- [TEXTO EXTRAÍDO]:

--------

George Russell, renovador del jazz
Tal como lo anunció LA REPUBLICA, George Russell falleció en Boston a la edad de 86 años, víctima de complicaciones con el mal de Alzheimer.
Había nacido en Cincinatti, Ohio, el 23 de junio de 1923. Su madre era una enfermera que le inculcó la afición a la música. El pequeño se interesó en la batería, actuó en una banda de la localidad y recibió una beca para trasladarse a New York y estudiar y tocar en la Wilberforce University.
Tenía veinte años cuando se le diagnosticó tuberculosis, lo que motivó una estadía de seis meses en un hospital. Allí se hizo amigo de otro paciente, un músico más cultivado que él, con quien amplió sus conocimientos y empezó a gustar de Stravinsky, Debussy y otros compositores clásicos.
Fue dado de alta en momentos que el bop tomaba las riendas de la evolución del jazz. Tocó en la orquesta de Benny Carter, pero cuando escuchó al notable Max Roach se convenció que la batería no era para él. Desde ese día, Russell -que también tocaba el piano- se dedicó de lleno a la composición y el arreglo.
Así compuso en 1947 para Dizzy Gillespie el tema «Cubana Be, Cubana Bop», que fusionó con buen resultado el jazz con la música afrocubana. También fue parte del grupo de músicos que se reunía en el domicilio de Gil Evans, en el que estaban Miles Davis, Gerry Mulligan y Max Roach, y que terminó gestando la nueva onda que se conocería como «cool jazz».
Una nueva internación en un sanatorio, mucho más prolongada que la anterior, le permitió desarrollar sus renovadoras ideas, que fueron publicadas en 1953 con el título de «Lydian chromatic concept of tonal organization» (Concepto lidiano cromático de la organización tonal). Según el autor, «es una disposición de las fuentes tonales bajo la forma de escalas de sonidos y de intervalos que deben ser combinados por el improvisador. Es un concepto cromático que propone al jazzista el espectro entero de colores disponibles, sin reglas, ni obligaciones, ni prohibiciones».

--------

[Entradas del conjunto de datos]
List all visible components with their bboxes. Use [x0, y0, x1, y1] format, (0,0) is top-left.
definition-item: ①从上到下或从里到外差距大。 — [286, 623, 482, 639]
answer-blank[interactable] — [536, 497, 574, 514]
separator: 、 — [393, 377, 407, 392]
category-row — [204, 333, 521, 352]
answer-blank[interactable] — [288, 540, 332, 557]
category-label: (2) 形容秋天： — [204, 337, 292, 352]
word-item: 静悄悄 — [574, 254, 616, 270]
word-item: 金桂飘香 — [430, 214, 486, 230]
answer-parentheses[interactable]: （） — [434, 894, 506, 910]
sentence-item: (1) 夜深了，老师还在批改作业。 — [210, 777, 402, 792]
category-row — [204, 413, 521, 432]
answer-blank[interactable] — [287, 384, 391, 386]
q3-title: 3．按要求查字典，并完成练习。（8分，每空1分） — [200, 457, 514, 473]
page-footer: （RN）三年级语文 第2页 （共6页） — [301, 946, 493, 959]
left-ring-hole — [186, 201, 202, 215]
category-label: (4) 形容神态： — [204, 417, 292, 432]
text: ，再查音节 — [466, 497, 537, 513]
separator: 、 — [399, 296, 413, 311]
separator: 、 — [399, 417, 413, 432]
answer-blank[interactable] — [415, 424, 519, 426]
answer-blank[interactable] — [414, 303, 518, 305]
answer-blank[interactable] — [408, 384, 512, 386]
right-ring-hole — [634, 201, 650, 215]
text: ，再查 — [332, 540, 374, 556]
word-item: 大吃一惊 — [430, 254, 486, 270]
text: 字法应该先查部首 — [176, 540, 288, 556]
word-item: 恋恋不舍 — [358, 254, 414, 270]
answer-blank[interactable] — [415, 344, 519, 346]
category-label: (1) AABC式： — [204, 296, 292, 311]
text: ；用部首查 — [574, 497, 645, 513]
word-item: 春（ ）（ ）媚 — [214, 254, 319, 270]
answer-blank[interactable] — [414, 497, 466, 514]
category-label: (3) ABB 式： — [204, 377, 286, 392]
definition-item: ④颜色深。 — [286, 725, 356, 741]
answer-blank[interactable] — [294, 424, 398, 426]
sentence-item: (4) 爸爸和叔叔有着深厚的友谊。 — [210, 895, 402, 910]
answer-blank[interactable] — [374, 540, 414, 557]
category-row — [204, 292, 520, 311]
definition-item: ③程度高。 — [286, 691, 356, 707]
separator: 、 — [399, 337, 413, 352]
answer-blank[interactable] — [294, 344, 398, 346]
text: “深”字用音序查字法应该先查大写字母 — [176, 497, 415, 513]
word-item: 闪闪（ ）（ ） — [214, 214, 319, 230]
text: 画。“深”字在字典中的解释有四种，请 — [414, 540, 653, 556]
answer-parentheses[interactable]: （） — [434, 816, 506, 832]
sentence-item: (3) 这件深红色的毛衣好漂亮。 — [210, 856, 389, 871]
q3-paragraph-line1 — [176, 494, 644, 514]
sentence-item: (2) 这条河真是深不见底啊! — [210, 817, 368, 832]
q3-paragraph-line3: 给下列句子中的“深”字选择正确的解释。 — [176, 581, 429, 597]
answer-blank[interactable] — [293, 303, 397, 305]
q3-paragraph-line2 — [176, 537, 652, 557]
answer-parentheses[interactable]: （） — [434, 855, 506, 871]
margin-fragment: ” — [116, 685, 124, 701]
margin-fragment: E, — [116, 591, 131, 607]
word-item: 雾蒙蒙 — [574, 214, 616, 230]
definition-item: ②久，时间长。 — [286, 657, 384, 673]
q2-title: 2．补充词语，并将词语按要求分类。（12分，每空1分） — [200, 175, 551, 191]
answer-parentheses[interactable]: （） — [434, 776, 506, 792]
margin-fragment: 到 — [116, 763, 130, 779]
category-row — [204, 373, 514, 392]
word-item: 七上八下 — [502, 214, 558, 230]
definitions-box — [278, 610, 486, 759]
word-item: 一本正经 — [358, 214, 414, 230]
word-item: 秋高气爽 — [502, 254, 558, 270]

--------

- [USANDO LA INFORMACIÓN]:
a) Enumera a todas las personas que el texto sobre George Russell nombra, sin contar al propio Russell.
b) Prolonga el texto sobre George Russell a partir de su última oración.
Los registros no tienen relación alguna con el texto sobre George Russell.

- [RESPUESTAS A TAREAS]:
a) Stravinsky, Debussy, Benny Carter, Max Roach, Dizzy Gillespie, Gil Evans, Miles Davis y Gerry Mulligan.

b)
El disco «The jazz workshop», de 1956, será el primero que pone en práctica las nuevas ideas. Allí Russell dirige una orquesta en la que tocan músicos de la talla de Bill Evans, Art Farmer, Barry Galbraith, Milt Hinton y Paul Motian. Varias composiciones atrajeron la atención sobre su persona («All about Rosie», «Concerto for Billy the Kid», «Chromatic universe») hasta que en 1961 grabó el espléndido «Ezz-thetics», un disco con imaginación vanguardista y las destacadas participaciones de Don Ellis, Dave Baker, Eric Dolphy, Steve Swallow, Joe Hunt y él mismo en piano.
Un tanto desilusionado por la falta de trabajo, Russell se radicó en Suecia y Noruega entre 1963 y 1969. Allí siguió componiendo, enseñando, grabando discos y viajando por Europa al frente de su orquesta, hasta que su amigo Gunther Schuller lo invitó a regresar a Estados Unidos. Se convirtió en uno de los profesores mejor pagos del departamento de jazz de la célebre New England Conservatory y recibió nominaciones al premio Grammy, dos veces el premio Guggenheim y varias condecoraciones en países europeos.
En 1986 formó la International Living Time Orchestra, integrada con músicos estadounidenses y británicos, que realizó giras con espectacular suceso por París, Londres, Glasgow, Milán, Lisboa, Tokio y Helsinki. Cuando abandonó su cargo de profesor en 2004, la opinión unánime era que «sus revolucionarias concepciones en el arte de la composición jazzística ayudaron a músicos, estudiantes y oyentes a expandir la noción de cómo la melodía, la armonía, el ritmo y la estructura podían ser inteligentemente organizados en el jazz».